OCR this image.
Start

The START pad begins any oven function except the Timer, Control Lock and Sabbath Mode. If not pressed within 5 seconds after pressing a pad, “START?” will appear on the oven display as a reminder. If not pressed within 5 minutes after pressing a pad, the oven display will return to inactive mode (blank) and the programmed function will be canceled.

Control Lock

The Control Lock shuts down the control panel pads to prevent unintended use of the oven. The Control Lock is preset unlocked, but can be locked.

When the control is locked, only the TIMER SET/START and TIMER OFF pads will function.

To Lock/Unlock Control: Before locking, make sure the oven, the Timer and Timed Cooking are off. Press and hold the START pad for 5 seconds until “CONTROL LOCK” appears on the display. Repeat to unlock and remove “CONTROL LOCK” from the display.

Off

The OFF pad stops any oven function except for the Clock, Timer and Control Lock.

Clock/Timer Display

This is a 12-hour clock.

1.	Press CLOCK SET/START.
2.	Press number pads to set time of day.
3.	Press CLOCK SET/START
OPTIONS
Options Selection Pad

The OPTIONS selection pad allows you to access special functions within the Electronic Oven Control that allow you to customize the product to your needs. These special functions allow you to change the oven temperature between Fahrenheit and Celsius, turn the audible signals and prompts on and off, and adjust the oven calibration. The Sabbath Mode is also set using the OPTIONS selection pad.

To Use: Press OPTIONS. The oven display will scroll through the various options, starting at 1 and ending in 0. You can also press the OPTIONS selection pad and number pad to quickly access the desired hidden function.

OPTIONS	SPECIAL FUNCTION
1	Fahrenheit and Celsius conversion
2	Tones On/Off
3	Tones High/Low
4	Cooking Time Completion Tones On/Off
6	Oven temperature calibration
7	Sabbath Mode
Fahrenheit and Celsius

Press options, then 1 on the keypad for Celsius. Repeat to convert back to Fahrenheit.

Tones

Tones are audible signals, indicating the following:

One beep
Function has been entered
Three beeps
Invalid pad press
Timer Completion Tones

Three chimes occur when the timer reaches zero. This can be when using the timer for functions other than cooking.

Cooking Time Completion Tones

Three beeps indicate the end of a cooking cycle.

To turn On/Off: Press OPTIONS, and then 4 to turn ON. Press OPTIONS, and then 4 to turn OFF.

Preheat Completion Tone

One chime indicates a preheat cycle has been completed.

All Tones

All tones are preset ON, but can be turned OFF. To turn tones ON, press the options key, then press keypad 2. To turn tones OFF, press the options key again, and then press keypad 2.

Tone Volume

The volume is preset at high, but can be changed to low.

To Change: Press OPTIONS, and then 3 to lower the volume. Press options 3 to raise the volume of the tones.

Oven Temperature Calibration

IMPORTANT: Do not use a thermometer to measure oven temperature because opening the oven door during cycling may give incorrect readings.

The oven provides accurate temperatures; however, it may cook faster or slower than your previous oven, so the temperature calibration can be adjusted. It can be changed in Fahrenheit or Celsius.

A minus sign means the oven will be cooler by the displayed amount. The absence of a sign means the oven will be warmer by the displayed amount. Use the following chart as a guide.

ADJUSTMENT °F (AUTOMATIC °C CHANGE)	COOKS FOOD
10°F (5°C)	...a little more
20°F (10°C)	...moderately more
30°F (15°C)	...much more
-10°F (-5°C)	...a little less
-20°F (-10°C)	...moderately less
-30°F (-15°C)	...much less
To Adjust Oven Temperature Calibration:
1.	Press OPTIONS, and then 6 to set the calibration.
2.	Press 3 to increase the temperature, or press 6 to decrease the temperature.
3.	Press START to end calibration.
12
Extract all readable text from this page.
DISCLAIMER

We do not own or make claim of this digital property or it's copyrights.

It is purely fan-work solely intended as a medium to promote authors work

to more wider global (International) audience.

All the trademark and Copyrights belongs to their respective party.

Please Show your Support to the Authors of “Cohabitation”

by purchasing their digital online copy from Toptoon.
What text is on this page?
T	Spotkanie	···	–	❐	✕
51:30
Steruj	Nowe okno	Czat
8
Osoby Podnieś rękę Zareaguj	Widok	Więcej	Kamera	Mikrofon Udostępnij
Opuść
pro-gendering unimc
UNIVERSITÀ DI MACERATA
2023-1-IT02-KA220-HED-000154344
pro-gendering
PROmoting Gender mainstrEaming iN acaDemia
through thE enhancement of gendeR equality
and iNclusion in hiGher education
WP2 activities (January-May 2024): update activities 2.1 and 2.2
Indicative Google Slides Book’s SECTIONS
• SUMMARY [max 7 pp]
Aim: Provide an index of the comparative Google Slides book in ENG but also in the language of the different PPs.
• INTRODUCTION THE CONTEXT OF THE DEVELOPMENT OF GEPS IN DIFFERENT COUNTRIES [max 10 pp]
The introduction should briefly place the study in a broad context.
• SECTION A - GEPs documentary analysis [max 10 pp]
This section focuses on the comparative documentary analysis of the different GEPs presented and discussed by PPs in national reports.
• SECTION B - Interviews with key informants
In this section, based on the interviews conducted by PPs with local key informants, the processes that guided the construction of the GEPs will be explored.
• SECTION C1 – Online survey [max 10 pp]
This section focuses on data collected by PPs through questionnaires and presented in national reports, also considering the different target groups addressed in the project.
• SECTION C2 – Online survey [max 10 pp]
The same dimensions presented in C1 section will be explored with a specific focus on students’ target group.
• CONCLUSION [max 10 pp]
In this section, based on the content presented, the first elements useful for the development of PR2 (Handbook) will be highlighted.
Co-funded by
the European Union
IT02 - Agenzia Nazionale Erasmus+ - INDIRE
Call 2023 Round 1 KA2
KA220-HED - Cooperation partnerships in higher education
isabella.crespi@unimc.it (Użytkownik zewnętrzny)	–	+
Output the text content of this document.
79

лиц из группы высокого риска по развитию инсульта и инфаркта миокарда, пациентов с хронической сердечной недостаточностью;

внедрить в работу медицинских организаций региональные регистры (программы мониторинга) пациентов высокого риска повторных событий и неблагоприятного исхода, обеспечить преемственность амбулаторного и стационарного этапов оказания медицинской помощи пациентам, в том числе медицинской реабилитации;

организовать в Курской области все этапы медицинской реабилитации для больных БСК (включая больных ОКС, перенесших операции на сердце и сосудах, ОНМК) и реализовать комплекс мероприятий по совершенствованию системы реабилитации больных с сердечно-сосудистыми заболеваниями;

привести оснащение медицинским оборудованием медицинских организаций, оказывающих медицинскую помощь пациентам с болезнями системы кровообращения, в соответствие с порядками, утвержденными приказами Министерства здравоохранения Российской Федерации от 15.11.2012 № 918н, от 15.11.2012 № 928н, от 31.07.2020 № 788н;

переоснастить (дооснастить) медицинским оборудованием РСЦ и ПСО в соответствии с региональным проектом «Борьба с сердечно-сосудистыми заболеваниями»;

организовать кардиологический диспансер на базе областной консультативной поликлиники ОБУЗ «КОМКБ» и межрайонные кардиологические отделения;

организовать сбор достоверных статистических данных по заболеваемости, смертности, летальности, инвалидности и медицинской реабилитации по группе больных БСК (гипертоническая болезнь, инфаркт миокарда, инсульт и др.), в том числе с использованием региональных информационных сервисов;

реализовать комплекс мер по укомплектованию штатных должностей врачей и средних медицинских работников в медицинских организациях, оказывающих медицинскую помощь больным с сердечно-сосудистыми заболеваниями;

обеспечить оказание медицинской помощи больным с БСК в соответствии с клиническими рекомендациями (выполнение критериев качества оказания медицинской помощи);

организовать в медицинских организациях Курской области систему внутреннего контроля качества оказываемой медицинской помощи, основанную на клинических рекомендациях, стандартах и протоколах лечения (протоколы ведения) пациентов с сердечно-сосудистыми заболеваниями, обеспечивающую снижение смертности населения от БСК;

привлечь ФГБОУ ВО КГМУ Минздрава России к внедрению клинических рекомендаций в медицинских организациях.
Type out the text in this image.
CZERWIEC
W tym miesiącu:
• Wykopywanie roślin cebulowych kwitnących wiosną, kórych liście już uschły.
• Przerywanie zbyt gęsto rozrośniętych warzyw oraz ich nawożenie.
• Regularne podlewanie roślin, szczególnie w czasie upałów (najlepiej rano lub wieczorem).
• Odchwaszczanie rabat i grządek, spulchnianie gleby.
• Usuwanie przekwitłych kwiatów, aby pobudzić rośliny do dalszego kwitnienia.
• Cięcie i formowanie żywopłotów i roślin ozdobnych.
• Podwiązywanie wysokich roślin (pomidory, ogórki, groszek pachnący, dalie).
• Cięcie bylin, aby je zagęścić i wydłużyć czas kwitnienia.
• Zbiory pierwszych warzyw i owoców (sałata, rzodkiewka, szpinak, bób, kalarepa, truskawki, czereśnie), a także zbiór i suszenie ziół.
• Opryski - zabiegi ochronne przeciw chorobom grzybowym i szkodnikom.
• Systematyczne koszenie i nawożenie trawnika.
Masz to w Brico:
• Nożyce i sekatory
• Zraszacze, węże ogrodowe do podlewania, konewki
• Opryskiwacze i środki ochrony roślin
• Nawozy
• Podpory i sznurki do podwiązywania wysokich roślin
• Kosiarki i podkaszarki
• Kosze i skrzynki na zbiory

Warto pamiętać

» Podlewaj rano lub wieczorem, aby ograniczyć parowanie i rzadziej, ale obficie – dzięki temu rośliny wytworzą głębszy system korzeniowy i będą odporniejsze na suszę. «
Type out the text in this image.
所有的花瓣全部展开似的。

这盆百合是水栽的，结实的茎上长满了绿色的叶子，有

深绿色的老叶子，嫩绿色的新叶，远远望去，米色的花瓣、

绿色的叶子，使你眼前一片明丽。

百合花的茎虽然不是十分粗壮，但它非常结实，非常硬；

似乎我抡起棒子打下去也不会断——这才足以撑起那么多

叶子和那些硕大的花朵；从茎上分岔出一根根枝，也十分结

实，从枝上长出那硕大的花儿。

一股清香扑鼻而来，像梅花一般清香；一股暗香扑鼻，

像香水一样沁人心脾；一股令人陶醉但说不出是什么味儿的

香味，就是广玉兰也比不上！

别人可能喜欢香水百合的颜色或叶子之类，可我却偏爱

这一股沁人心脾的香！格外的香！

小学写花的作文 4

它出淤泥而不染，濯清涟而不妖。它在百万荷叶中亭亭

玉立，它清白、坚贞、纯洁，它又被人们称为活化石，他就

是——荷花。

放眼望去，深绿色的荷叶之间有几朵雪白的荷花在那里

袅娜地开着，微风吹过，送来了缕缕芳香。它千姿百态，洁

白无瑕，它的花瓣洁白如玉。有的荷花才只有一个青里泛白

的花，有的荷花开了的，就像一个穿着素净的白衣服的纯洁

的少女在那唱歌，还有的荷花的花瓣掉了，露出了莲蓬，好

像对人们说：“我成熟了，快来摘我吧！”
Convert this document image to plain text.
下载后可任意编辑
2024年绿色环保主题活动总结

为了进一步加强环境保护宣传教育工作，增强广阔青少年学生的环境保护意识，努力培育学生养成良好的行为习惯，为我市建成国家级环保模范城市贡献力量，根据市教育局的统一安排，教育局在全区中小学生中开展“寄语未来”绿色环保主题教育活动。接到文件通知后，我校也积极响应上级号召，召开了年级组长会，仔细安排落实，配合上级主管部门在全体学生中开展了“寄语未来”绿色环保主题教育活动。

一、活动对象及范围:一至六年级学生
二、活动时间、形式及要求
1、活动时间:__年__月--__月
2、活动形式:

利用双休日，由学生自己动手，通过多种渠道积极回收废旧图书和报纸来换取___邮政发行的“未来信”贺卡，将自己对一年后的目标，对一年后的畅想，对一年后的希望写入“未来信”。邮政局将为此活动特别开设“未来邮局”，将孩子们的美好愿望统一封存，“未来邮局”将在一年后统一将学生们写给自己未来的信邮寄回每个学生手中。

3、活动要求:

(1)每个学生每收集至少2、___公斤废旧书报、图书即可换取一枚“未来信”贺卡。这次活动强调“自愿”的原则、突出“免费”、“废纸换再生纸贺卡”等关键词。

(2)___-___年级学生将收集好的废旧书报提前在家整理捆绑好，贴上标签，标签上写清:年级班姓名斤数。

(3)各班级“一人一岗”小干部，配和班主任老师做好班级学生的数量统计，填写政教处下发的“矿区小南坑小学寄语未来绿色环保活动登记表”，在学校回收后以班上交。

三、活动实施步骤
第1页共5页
════
## Exercise
From the entries above, copy every line that holds the word "медицинских".

## Reply to the exercise
внедрить в работу медицинских организаций региональные регистры (программы мониторинга) пациентов высокого риска повторных событий и неблагоприятного исхода, обеспечить преемственность амбулаторного и стационарного этапов оказания медицинской помощи пациентам, в том числе медицинской реабилитации;
привести оснащение медицинским оборудованием медицинских организаций, оказывающих медицинскую помощь пациентам с болезнями системы кровообращения, в соответствие с порядками, утвержденными приказами Министерства здравоохранения Российской Федерации от 15.11.2012 № 918н, от 15.11.2012 № 928н, от 31.07.2020 № 788н;
реализовать комплекс мер по укомплектованию штатных должностей врачей и средних медицинских работников в медицинских организациях, оказывающих медицинскую помощь больным с сердечно-сосудистыми заболеваниями;
организовать в медицинских организациях Курской области систему внутреннего контроля качества оказываемой медицинской помощи, основанную на клинических рекомендациях, стандартах и протоколах лечения (протоколы ведения) пациентов с сердечно-сосудистыми заболеваниями, обеспечивающую снижение смертности населения от БСК;
привлечь ФГБОУ ВО КГМУ Минздрава России к внедрению клинических рекомендаций в медицинских организациях.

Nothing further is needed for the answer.